- WHAT IS BEING ASKED: Work through the data line by line, gathering every line that has the word "EDTA".

(Excerpts from a dataset)
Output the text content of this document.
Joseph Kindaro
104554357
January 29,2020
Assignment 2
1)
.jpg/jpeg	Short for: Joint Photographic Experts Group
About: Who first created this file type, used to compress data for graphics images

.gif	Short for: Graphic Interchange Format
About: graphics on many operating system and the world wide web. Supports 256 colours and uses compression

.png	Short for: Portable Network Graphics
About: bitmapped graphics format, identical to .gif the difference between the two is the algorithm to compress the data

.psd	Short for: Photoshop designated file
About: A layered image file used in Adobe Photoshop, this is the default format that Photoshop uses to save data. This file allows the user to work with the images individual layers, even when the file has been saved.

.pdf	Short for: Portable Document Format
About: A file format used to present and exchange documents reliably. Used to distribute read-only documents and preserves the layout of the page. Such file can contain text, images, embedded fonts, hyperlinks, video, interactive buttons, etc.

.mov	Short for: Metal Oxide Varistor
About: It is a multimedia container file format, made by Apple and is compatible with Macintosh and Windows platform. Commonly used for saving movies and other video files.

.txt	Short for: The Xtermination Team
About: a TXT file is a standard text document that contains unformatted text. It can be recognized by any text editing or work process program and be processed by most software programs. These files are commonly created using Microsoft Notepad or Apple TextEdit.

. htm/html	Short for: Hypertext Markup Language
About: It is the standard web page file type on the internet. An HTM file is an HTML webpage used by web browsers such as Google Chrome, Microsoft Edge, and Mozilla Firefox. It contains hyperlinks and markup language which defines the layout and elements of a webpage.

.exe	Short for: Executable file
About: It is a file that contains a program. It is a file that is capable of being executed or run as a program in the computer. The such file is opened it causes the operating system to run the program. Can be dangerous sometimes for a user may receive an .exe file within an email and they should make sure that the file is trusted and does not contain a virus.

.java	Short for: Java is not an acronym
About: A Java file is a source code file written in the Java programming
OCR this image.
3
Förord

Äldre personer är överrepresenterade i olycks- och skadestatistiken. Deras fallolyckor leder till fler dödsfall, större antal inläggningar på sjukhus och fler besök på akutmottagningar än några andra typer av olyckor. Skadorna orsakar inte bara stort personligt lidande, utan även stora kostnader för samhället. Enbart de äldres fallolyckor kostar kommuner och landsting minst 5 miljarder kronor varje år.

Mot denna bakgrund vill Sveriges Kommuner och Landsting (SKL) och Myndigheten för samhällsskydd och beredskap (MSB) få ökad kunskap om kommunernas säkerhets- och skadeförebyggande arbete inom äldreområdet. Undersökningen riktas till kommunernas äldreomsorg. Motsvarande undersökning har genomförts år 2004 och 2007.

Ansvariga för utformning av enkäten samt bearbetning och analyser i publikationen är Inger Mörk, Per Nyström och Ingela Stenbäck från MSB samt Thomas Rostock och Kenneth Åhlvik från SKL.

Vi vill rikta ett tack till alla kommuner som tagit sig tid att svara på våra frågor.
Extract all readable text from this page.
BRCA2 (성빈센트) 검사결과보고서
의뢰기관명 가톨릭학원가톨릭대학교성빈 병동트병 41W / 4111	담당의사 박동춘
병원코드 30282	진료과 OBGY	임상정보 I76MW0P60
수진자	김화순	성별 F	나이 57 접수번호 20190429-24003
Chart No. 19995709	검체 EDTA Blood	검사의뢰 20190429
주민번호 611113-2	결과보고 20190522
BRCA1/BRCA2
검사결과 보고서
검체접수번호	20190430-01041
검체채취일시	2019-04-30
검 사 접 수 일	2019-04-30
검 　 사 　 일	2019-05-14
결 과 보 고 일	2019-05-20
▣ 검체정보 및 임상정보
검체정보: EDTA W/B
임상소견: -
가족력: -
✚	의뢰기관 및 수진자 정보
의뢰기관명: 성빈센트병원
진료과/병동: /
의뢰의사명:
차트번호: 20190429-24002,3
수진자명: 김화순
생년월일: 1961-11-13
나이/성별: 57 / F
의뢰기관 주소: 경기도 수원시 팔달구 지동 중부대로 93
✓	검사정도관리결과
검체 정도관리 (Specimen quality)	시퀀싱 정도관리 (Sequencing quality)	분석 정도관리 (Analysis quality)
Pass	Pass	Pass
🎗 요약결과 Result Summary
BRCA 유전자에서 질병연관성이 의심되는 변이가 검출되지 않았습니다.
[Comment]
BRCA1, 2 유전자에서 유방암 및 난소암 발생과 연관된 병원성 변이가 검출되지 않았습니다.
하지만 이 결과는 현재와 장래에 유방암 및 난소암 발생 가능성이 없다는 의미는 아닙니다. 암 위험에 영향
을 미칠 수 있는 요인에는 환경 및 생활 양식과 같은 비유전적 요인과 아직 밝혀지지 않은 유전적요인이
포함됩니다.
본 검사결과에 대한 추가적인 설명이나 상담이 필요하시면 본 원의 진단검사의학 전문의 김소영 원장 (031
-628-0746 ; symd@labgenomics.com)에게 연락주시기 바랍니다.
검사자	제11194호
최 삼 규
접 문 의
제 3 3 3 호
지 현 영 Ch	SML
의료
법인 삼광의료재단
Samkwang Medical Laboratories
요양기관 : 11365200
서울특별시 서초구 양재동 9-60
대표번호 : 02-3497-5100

- REPLY TO THE EXERCISE:
Chart No. 19995709	검체 EDTA Blood	검사의뢰 20190429
검체정보: EDTA W/B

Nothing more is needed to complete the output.